▸ EXERCISE INSTRUCTIONS
Filter the records below and copy every line containing the word "colors".

▸ EXERCISE MATERIAL
--- BEGIN ---

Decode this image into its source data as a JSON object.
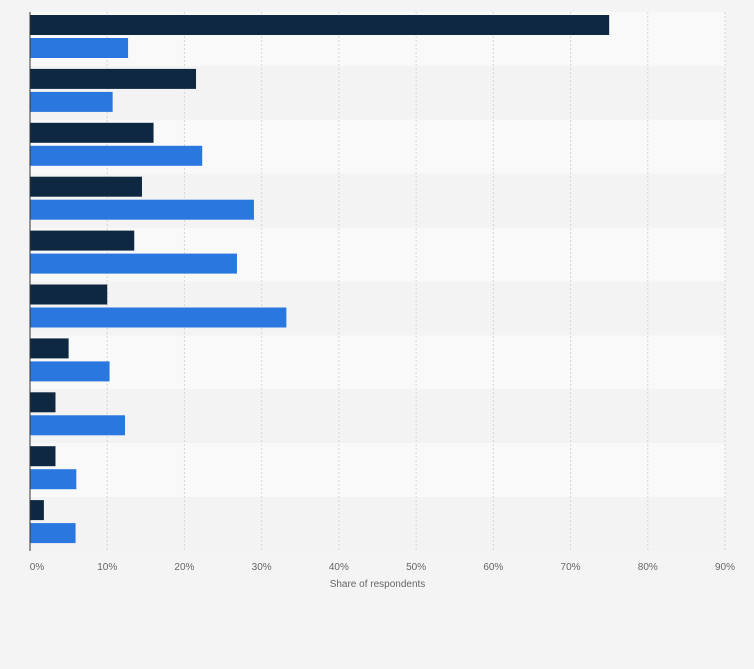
{
  "chart_data": {
    "type": "bar",
    "orientation": "horizontal",
    "xlabel": "Share of respondents",
    "xlim": [
      0,
      90
    ],
    "x_ticks": [
      "0%",
      "10%",
      "20%",
      "30%",
      "40%",
      "50%",
      "60%",
      "70%",
      "80%",
      "90%"
    ],
    "grid": true,
    "legend": "none",
    "category_count": 10,
    "series": [
      {
        "color": "#0f2842",
        "values": [
          75,
          21.5,
          16,
          14.5,
          13.5,
          10,
          5,
          3.3,
          3.3,
          1.8
        ]
      },
      {
        "color": "#2a77e0",
        "values": [
          12.7,
          10.7,
          22.3,
          29,
          26.8,
          33.2,
          10.3,
          12.3,
          6,
          5.9
        ]
      }
    ]
  }
}
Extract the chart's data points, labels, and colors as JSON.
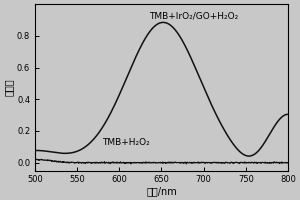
{
  "xlim": [
    500,
    800
  ],
  "ylim": [
    -0.05,
    1.0
  ],
  "xlabel": "波长/nm",
  "ylabel": "吸光度",
  "xticks": [
    500,
    550,
    600,
    650,
    700,
    750,
    800
  ],
  "yticks": [
    0.0,
    0.2,
    0.4,
    0.6,
    0.8
  ],
  "label1": "TMB+IrO₂/GO+H₂O₂",
  "label2": "TMB+H₂O₂",
  "line_color": "#111111",
  "bg_color": "#c8c8c8",
  "title_fontsize": 6.5,
  "axis_fontsize": 7,
  "tick_fontsize": 6
}
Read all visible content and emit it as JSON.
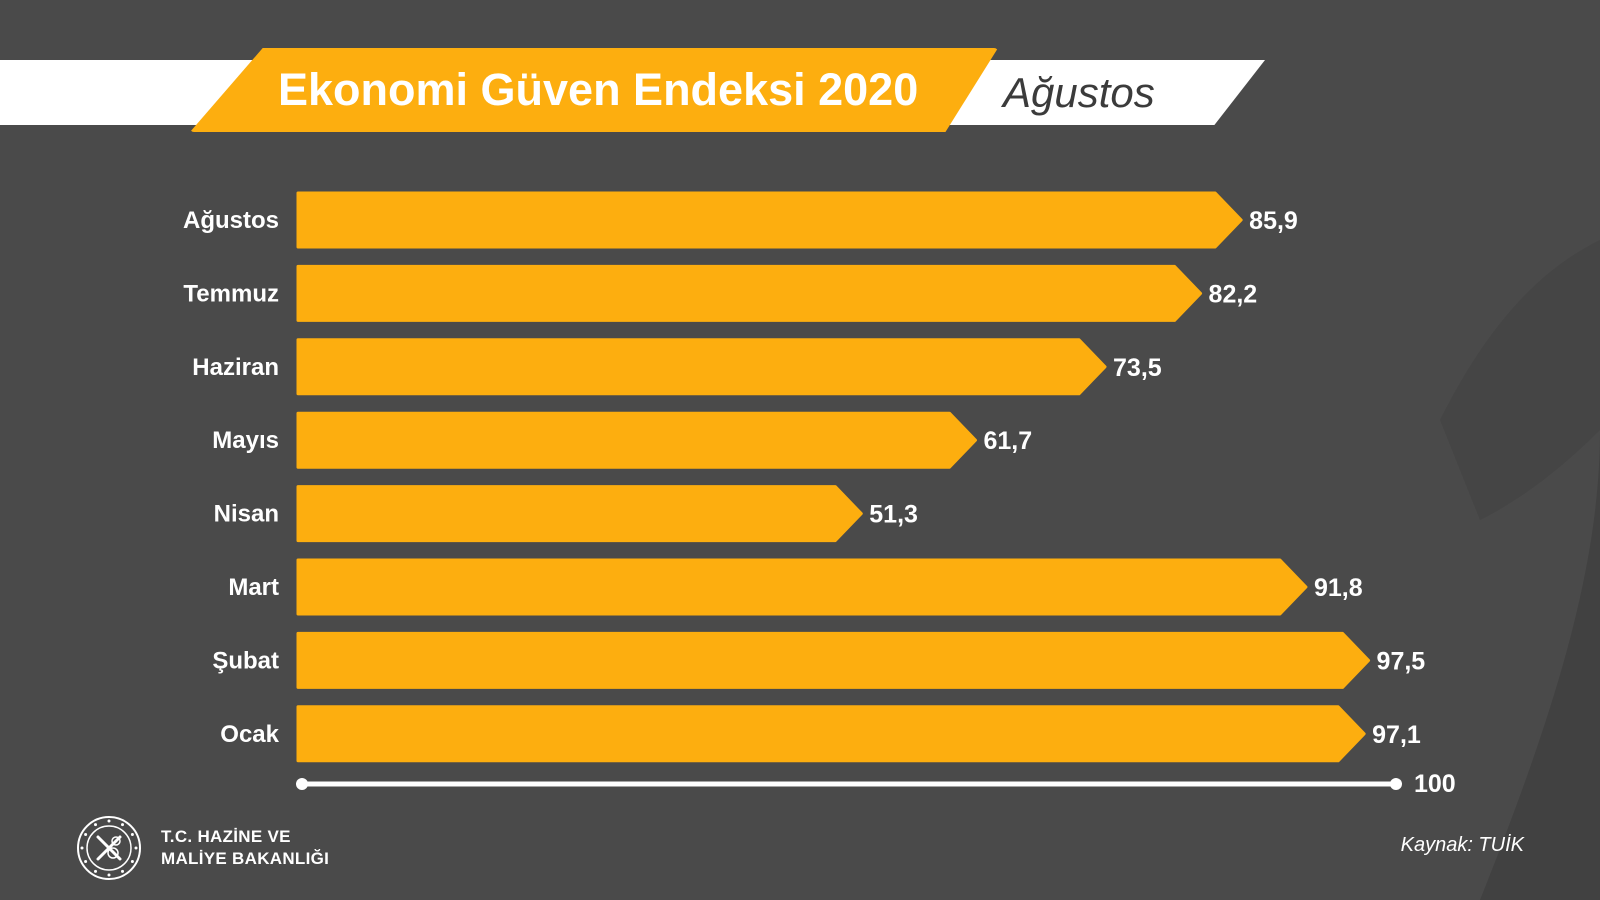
{
  "header": {
    "title": "Ekonomi Güven Endeksi 2020",
    "month": "Ağustos"
  },
  "chart_data": {
    "type": "bar",
    "orientation": "horizontal",
    "title": "Ekonomi Güven Endeksi 2020",
    "categories": [
      "Ağustos",
      "Temmuz",
      "Haziran",
      "Mayıs",
      "Nisan",
      "Mart",
      "Şubat",
      "Ocak"
    ],
    "values": [
      85.9,
      82.2,
      73.5,
      61.7,
      51.3,
      91.8,
      97.5,
      97.1
    ],
    "value_labels": [
      "85,9",
      "82,2",
      "73,5",
      "61,7",
      "51,3",
      "91,8",
      "97,5",
      "97,1"
    ],
    "xlim": [
      0,
      100
    ],
    "axis_end_label": "100",
    "grid": false,
    "legend": "none"
  },
  "footer": {
    "ministry_line1": "T.C. HAZİNE VE",
    "ministry_line2": "MALİYE BAKANLIĞI",
    "source": "Kaynak: TUİK"
  },
  "colors": {
    "background": "#4a4a4a",
    "accent": "#fdae0f",
    "text": "#ffffff"
  }
}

--- END ---

▸ OUTPUT FOR THIS TASK
Extract the chart's data points, labels, and colors as JSON.
  "colors": {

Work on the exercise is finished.